**WHAT YOU NEED TO DO**
Your task is to repeat all of the data exactly while excluding the pictures.

**DATA TO USE**
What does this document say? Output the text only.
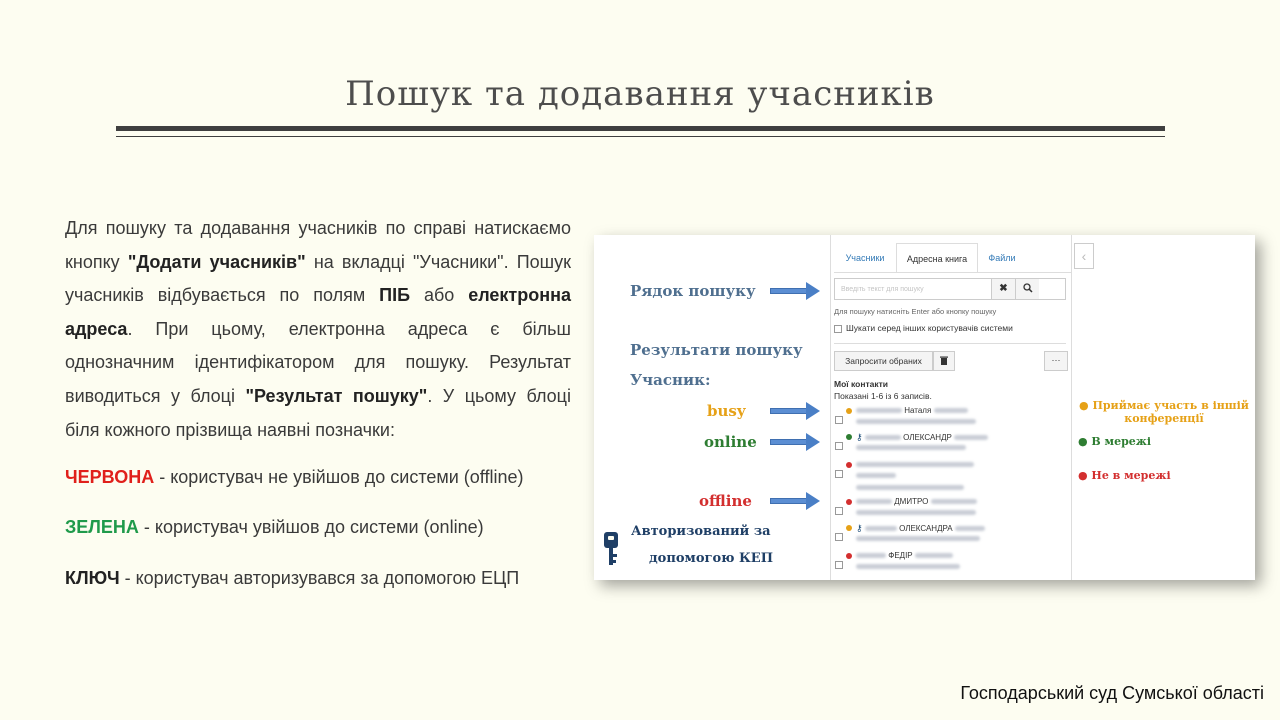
Пошук та додавання учасників

Для пошуку та додавання учасників по справі натискаємо кнопку "Додати учасників" на вкладці "Учасники". Пошук учасників відбувається по полям ПІБ або електронна адреса. При цьому, електронна адреса є більш однозначним ідентифікатором для пошуку. Результат виводиться у блоці "Результат пошуку". У цьому блоці біля кожного прізвища наявні позначки:

ЧЕРВОНА - користувач не увійшов до системи (offline)
ЗЕЛЕНА - користувач увійшов до системи (online)
КЛЮЧ - користувач авторизувався за допомогою ЕЦП
Учасники	Адресна книга	Файли	‹
Введіть текст для пошуку
✖
Для пошуку натисніть Enter або кнопку пошуку
Шукати серед інших користувачів системи
Запросити обраних	···
Мої контакти
Показані 1-6 із 6 записів.
Наталя
⚷	ОЛЕКСАНДР
ДМИТРО
⚷	ОЛЕКСАНДРА
ФЕДІР
Рядок пошуку
Результати пошуку
Учасник:
busy
online
offline
Авторизований за
допомогою КЕП
● Приймає участь в іншій конференції
● В мережі
● Не в мережі
Господарський суд Сумської області
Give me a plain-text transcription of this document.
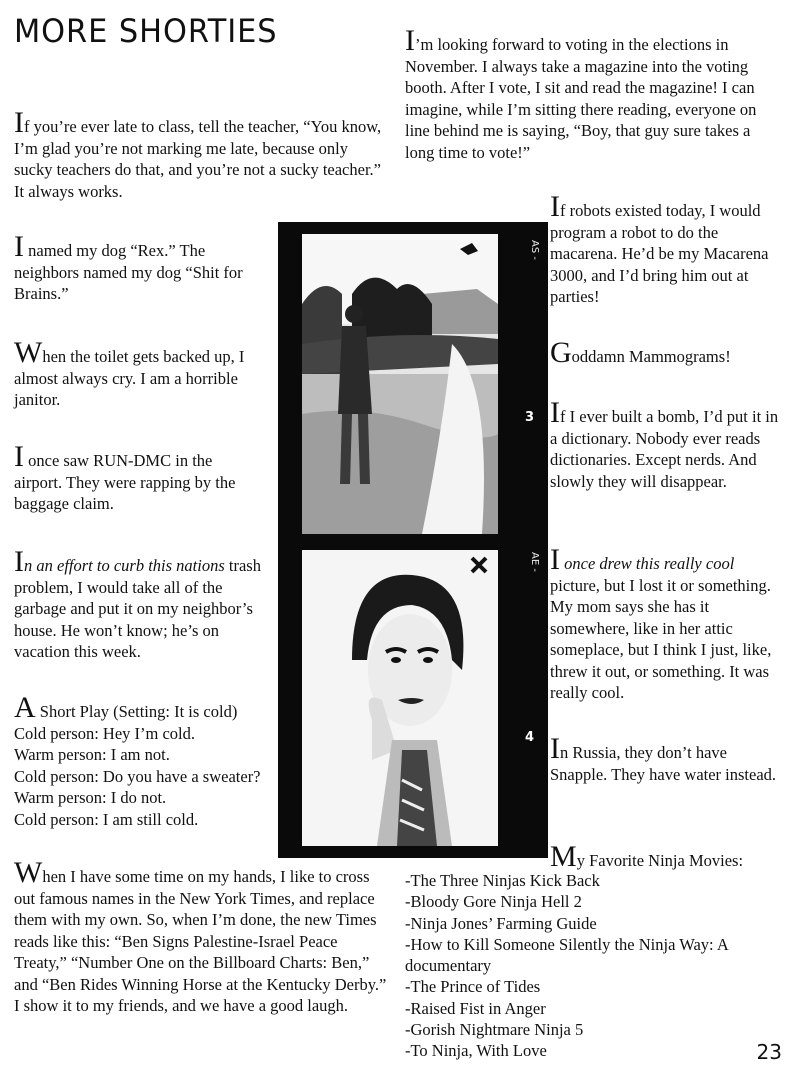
MORE SHORTIES

If you’re ever late to class, tell the teacher, “You know, I’m glad you’re not marking me late, because only sucky teachers do that, and you’re not a sucky teacher.” It always works.

I named my dog “Rex.” The neighbors named my dog “Shit for Brains.”

When the toilet gets backed up, I almost always cry. I am a horrible janitor.

I once saw RUN-DMC in the airport. They were rapping by the baggage claim.

In an effort to curb this nations trash problem, I would take all of the garbage and put it on my neighbor’s house. He won’t know; he’s on vacation this week.

A Short Play (Setting: It is cold)
Cold person: Hey I’m cold.
Warm person: I am not.
Cold person: Do you have a sweater? Warm person: I do not.
Cold person: I am still cold.

When I have some time on my hands, I like to cross out famous names in the New York Times, and replace them with my own. So, when I’m done, the new Times reads like this: “Ben Signs Palestine-Israel Peace Treaty,” “Number One on the Billboard Charts: Ben,” and “Ben Rides Winning Horse at the Kentucky Derby.” I show it to my friends, and we have a good laugh.

I’m looking forward to voting in the elections in November. I always take a magazine into the voting booth. After I vote, I sit and read the magazine! I can imagine, while I’m sitting there reading, everyone on line behind me is saying, “Boy, that guy sure takes a long time to vote!”

If robots existed today, I would program a robot to do the macarena. He’d be my Macarena 3000, and I’d bring him out at parties!

Goddamn Mammograms!

If I ever built a bomb, I’d put it in a dictionary. Nobody ever reads dictionaries. Except nerds. And slowly they will disappear.

I once drew this really cool picture, but I lost it or something. My mom says she has it somewhere, like in her attic someplace, but I think I just, like, threw it out, or something. It was really cool.

In Russia, they don’t have Snapple. They have water instead.

My Favorite Ninja Movies:

-The Three Ninjas Kick Back
-Bloody Gore Ninja Hell 2
-Ninja Jones’ Farming Guide
-How to Kill Someone Silently the Ninja Way: A documentary
-The Prince of Tides
-Raised Fist in Anger
-Gorish Nightmare Ninja 5
-To Ninja, With Love
AS -
3
AE -
4
23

**ANSWER**
What does this document say? Output the text only.
Пошук та додавання учасників

Для пошуку та додавання учасників по справі натискаємо кнопку "Додати учасників" на вкладці "Учасники". Пошук учасників відбувається по полям ПІБ або електронна адреса. При цьому, електронна адреса є більш однозначним ідентифікатором для пошуку. Результат виводиться у блоці "Результат пошуку". У цьому блоці біля кожного прізвища наявні позначки:

ЧЕРВОНА - користувач не увійшов до системи (offline)
ЗЕЛЕНА - користувач увійшов до системи (online)
КЛЮЧ - користувач авторизувався за допомогою ЕЦП
Учасники	Адресна книга	Файли	‹
Введіть текст для пошуку
✖
Для пошуку натисніть Enter або кнопку пошуку
Шукати серед інших користувачів системи
Запросити обраних	···
Мої контакти
Показані 1-6 із 6 записів.
Наталя
⚷	ОЛЕКСАНДР
ДМИТРО
⚷	ОЛЕКСАНДРА
ФЕДІР
Рядок пошуку
Результати пошуку
Учасник:
busy
online
offline
Авторизований за
допомогою КЕП
● Приймає участь в іншій конференції
● В мережі
● Не в мережі
Господарський суд Сумської області
Give me a plain-text transcription of this document.
MORE SHORTIES

If you’re ever late to class, tell the teacher, “You know, I’m glad you’re not marking me late, because only sucky teachers do that, and you’re not a sucky teacher.” It always works.

I named my dog “Rex.” The neighbors named my dog “Shit for Brains.”

When the toilet gets backed up, I almost always cry. I am a horrible janitor.

I once saw RUN-DMC in the airport. They were rapping by the baggage claim.

In an effort to curb this nations trash problem, I would take all of the garbage and put it on my neighbor’s house. He won’t know; he’s on vacation this week.

A Short Play (Setting: It is cold)
Cold person: Hey I’m cold.
Warm person: I am not.
Cold person: Do you have a sweater? Warm person: I do not.
Cold person: I am still cold.

When I have some time on my hands, I like to cross out famous names in the New York Times, and replace them with my own. So, when I’m done, the new Times reads like this: “Ben Signs Palestine-Israel Peace Treaty,” “Number One on the Billboard Charts: Ben,” and “Ben Rides Winning Horse at the Kentucky Derby.” I show it to my friends, and we have a good laugh.

I’m looking forward to voting in the elections in November. I always take a magazine into the voting booth. After I vote, I sit and read the magazine! I can imagine, while I’m sitting there reading, everyone on line behind me is saying, “Boy, that guy sure takes a long time to vote!”

If robots existed today, I would program a robot to do the macarena. He’d be my Macarena 3000, and I’d bring him out at parties!

Goddamn Mammograms!

If I ever built a bomb, I’d put it in a dictionary. Nobody ever reads dictionaries. Except nerds. And slowly they will disappear.

I once drew this really cool picture, but I lost it or something. My mom says she has it somewhere, like in her attic someplace, but I think I just, like, threw it out, or something. It was really cool.

In Russia, they don’t have Snapple. They have water instead.

My Favorite Ninja Movies:

-The Three Ninjas Kick Back
-Bloody Gore Ninja Hell 2
-Ninja Jones’ Farming Guide
-How to Kill Someone Silently the Ninja Way: A documentary
-The Prince of Tides
-Raised Fist in Anger
-Gorish Nightmare Ninja 5
-To Ninja, With Love
AS -
3
AE -
4
23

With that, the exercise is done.